Nous en connaissons tous, qui occasionnent sourire entendu ou écoeurement, selon le sujet abordé, les circonstances ou la personne qui les prononce. Parfois on lui adjoint le qualificatif « doux ». Quelques exemples :
Dans le style « contournement » :
non-voyant pour aveugle
personne à mobilité réduite pour handicapé
gens de couleur pour Noirs
personne de petite taille pour nain
longue maladie pour cancer
défavorisé pour pauvre
demandeur d’emploi pour chômeur
contre-vérité pour mensonge
Dans le style « horreur » :
frappe chirurgicale pour bombardement
dommages collatéraux pour victimes civiles ou destruction de sites non militaires
contrat pour assassinat commandité
Une expression m’épate par sa démagogie, son imbécillité, sous prétexte d’objectivité ou de non-jugement – et c’est peut-être pour cela que les journalistes l’utilisent si naturellement : échapper à la vigilance de. En général, il s’agit d’un très jeune enfant que les parents – que faisaient-ils donc ? – ne surveillaient pas. Pauvre gamin ! Le voilà responsable du manquement de ses parents à leur devoir.
Définition de « vigilance » : surveillance attentive et soutenue (attentif = concentré / soutenu = sans relâche)

Données sources -

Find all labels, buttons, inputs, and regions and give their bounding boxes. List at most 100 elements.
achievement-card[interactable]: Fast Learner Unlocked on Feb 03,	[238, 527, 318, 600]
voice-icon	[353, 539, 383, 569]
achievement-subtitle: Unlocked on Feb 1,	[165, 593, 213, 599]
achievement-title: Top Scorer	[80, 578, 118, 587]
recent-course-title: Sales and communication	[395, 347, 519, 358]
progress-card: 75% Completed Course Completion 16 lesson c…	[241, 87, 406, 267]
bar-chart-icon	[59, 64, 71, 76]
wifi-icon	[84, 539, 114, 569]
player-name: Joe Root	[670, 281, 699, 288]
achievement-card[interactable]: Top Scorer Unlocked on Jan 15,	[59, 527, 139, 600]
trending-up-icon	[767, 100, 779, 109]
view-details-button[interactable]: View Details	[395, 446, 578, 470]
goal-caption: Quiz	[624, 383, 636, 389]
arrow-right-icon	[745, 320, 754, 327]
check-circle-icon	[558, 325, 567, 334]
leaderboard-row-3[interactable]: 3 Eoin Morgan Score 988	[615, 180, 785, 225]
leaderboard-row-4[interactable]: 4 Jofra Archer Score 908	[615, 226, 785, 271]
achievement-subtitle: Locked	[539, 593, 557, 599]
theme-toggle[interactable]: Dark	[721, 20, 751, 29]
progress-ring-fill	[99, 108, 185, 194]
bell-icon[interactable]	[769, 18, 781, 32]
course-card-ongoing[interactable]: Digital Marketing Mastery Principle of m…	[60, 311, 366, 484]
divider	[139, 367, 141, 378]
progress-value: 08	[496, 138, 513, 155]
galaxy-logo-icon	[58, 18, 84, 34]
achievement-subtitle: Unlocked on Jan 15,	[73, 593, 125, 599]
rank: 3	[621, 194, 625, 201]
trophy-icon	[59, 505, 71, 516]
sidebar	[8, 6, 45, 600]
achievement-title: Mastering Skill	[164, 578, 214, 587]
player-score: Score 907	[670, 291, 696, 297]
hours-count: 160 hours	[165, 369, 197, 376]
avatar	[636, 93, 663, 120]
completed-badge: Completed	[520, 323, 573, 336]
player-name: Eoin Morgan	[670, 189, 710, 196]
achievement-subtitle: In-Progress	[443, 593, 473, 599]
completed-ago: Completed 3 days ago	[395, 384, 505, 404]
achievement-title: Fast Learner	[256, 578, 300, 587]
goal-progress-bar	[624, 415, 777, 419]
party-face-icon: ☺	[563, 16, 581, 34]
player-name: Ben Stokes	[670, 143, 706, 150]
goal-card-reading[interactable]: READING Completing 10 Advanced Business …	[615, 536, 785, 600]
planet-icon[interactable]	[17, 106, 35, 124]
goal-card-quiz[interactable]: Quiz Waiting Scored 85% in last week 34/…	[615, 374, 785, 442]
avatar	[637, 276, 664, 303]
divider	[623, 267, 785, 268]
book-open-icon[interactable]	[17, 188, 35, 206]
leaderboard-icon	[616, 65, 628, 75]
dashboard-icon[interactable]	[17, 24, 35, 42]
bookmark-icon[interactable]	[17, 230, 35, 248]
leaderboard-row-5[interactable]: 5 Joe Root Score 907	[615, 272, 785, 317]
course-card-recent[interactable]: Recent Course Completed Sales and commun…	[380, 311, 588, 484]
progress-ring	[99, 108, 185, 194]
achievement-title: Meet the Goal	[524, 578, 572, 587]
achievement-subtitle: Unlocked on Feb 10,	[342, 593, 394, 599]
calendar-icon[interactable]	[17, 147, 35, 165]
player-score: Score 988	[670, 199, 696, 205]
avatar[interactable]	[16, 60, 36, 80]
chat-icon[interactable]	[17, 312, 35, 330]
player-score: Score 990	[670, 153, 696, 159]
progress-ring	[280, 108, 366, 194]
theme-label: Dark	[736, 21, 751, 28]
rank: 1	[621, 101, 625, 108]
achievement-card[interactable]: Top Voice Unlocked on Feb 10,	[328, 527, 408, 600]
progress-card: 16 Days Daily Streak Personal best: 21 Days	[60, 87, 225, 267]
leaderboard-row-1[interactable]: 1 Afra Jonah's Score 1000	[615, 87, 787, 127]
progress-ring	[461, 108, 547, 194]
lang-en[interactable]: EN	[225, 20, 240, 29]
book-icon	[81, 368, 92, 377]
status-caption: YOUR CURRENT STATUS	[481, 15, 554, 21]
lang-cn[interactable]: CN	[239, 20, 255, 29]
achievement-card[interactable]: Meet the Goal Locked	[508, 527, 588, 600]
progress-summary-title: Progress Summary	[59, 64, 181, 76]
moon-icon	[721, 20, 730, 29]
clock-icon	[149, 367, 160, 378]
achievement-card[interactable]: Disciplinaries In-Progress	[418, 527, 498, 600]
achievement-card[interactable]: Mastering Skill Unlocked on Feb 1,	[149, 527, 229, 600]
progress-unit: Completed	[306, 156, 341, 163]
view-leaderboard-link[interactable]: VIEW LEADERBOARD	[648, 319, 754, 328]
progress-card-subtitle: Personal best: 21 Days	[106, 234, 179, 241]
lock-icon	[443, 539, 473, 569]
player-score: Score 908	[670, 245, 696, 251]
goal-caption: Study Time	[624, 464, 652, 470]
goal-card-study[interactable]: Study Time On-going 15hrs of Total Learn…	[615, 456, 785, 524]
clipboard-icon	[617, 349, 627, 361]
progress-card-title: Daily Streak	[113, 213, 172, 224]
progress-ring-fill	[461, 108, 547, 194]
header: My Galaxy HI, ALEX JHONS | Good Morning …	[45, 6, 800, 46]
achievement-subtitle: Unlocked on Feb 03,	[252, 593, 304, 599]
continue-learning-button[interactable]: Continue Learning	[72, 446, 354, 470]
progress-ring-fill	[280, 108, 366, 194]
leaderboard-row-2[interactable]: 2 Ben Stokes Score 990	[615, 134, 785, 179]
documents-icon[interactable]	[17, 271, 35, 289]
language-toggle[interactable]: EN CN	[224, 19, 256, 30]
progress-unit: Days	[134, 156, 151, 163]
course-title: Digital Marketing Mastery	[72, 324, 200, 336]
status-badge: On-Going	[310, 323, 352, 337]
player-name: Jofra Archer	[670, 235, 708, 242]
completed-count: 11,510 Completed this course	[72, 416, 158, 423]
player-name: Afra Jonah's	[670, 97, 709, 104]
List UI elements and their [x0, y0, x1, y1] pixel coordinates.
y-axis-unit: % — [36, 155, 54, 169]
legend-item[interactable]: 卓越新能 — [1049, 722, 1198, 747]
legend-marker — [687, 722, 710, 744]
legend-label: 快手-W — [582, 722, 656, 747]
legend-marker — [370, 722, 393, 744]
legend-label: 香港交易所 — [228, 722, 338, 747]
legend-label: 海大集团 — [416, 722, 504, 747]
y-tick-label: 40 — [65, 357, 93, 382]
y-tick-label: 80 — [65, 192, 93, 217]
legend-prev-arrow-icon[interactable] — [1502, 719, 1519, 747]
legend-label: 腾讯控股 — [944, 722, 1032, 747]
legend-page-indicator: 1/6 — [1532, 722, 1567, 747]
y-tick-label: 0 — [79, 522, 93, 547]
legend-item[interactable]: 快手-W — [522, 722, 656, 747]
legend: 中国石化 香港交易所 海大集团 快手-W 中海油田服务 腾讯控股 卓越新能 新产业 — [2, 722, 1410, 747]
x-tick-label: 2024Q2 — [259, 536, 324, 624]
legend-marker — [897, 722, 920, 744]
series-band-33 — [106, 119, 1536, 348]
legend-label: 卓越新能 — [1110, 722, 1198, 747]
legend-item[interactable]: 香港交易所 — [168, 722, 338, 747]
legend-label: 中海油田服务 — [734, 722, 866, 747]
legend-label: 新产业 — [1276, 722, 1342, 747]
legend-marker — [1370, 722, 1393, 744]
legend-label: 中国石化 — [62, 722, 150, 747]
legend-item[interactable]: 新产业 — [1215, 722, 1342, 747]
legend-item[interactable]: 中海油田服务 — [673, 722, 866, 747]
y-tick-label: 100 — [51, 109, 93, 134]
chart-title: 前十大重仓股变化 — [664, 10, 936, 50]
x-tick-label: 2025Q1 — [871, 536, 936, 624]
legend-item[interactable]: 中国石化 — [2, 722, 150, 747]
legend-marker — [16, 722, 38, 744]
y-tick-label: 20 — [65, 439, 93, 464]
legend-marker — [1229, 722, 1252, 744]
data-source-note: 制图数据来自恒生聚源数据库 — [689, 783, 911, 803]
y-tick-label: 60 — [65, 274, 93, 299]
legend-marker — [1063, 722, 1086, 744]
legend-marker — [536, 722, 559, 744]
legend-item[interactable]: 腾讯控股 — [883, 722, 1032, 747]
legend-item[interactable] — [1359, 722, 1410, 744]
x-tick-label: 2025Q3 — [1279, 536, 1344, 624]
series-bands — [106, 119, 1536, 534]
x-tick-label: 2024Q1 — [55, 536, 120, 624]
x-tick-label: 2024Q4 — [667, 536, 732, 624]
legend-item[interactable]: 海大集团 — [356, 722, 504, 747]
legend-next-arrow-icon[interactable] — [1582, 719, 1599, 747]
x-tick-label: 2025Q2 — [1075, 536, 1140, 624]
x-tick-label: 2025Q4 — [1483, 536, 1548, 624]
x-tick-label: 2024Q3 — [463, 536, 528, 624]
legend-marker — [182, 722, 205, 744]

Questions à traiter -
1. Dans le texte sur les euphémismes, relevez toutes les expressions classées dans le style « horreur », chacune avec ce qu'elle remplace.
2. Écrivez la suite du texte sur les euphémismes, à partir de la définition de « vigilance ».

Réponses par question -
1.
- frappe chirurgicale, pour bombardement
- dommages collatéraux, pour victimes civiles ou destruction de sites non militaires
- contrat, pour assassinat commandité

2.
Si un enfant quitte une aire de jeux, un lieu de loisirs ou une cueillette de champignons, c’est bien entendu exprès pour « échapper » à l’attention constante de ses parents !! Rien que sur le plan de la sémantique, cette expression est une aberration : si quelqu’un vous surveille étroitement, vous ne pouvez pas vous échapper.
Alors pourquoi l’emploie-t-on, si ce n’est pour ménager un adulte, éviter de mettre à mal le statut, l’image du parent, atténuer la faute, faire « lisse » ? Il ne faut surtout pas offenser, blesser ou suggérer quelque chose de désagréable.
L’euphémisme, pour le dictionnaire, c’est « l’adoucissement d’une expression jugée trop crue, trop choquante ». Je propose une nouvelle définition, plus adaptée au monde contemporain : art de transformer, détourner ou fuir la réalité.